GOAL OF THE EXERCISE »
Scan the material below for the string "التربوية", and copy every line where it shows up.

DATA LINES »

========

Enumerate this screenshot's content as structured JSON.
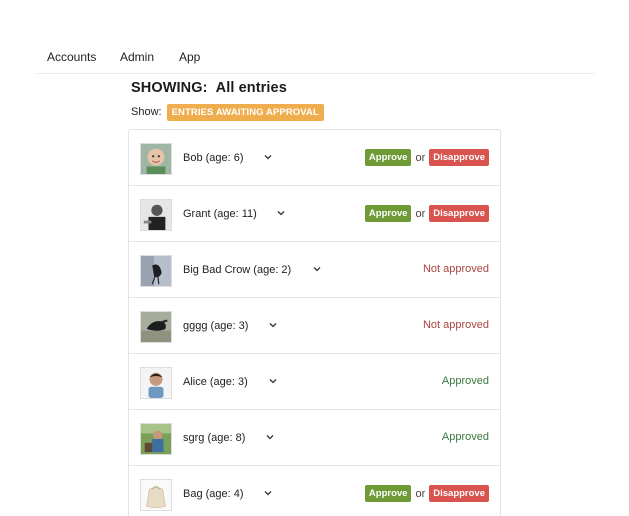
{
  "nav": {
    "items": [
      "Accounts",
      "Admin",
      "App"
    ]
  },
  "heading": {
    "label": "SHOWING:",
    "value": "All entries"
  },
  "filter": {
    "label": "Show:",
    "badge": "ENTRIES AWAITING APPROVAL"
  },
  "actions": {
    "approve": "Approve",
    "or": "or",
    "disapprove": "Disapprove"
  },
  "entries": [
    {
      "name": "Bob (age: 6)",
      "status": "pending"
    },
    {
      "name": "Grant (age: 11)",
      "status": "pending"
    },
    {
      "name": "Big Bad Crow (age: 2)",
      "status": "rejected",
      "status_text": "Not approved"
    },
    {
      "name": "gggg (age: 3)",
      "status": "rejected",
      "status_text": "Not approved"
    },
    {
      "name": "Alice (age: 3)",
      "status": "approved",
      "status_text": "Approved"
    },
    {
      "name": "sgrg (age: 8)",
      "status": "approved",
      "status_text": "Approved"
    },
    {
      "name": "Bag (age: 4)",
      "status": "pending"
    }
  ],
  "colors": {
    "approve": "#6f9a35",
    "disapprove": "#d9534f",
    "badge": "#f0ad4e",
    "not_approved": "#a94442",
    "approved": "#3c763d"
  }
}
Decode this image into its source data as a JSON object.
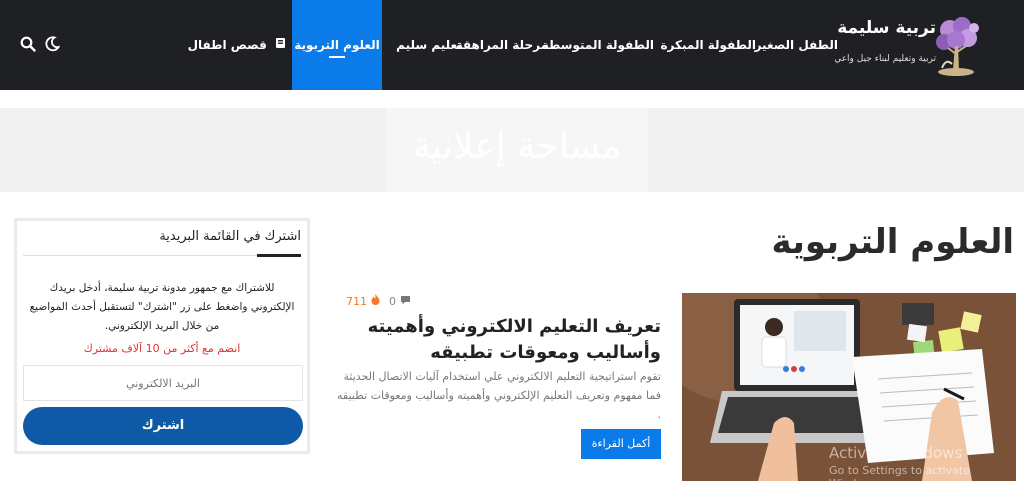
{
  "header": {
    "logo_title": "تربية سليمة",
    "logo_tagline": "تربية وتعليم لبناء جيل واعي",
    "nav_items": [
      {
        "label": "الطفل الصغير"
      },
      {
        "label": "الطفولة المبكرة"
      },
      {
        "label": "الطفولة المتوسطة"
      },
      {
        "label": "مرحلة المراهقة"
      },
      {
        "label": "تعليم سليم"
      },
      {
        "label": "العلوم التربوية",
        "active": true
      },
      {
        "label": "قصص اطفال"
      }
    ],
    "icons": [
      "book-icon",
      "moon-icon",
      "search-icon"
    ]
  },
  "ad": {
    "text": "مساحة إعلانية"
  },
  "page": {
    "title": "العلوم التربوية"
  },
  "post": {
    "comments": "0",
    "views": "711",
    "title": "تعريف التعليم الالكتروني وأهميته وأساليب ومعوقات تطبيقه",
    "excerpt": "تقوم استراتيجية التعليم الالكتروني علي استخدام آليات الاتصال الحديثة فما مفهوم وتعريف التعليم الإلكتروني وأهميته وأساليب ومعوقات تطبيقه .",
    "read_more": "أكمل القراءة"
  },
  "newsletter": {
    "title": "اشترك في القائمة البريدية",
    "description": "للاشتراك مع جمهور مدونة تربية سليمة، أدخل بريدك الإلكتروني واضغط على زر \"اشترك\" لتستقبل أحدث المواضيع من خلال البريد الإلكتروني.",
    "join_text": "انضم مع أكثر من 10 آلاف مشترك",
    "email_placeholder": "البريد الالكتروني",
    "button": "اشترك"
  },
  "watermark": {
    "line1": "Activate Windows",
    "line2": "Go to Settings to activate Windows."
  },
  "colors": {
    "header_bg": "#1f2024",
    "accent": "#0b7bea",
    "subscribe": "#0e5aa6",
    "join_text": "#dd3333"
  }
}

========

ANSWER TO THE PROBLEM »
        "label": "العلوم التربوية",
    "title": "العلوم التربوية"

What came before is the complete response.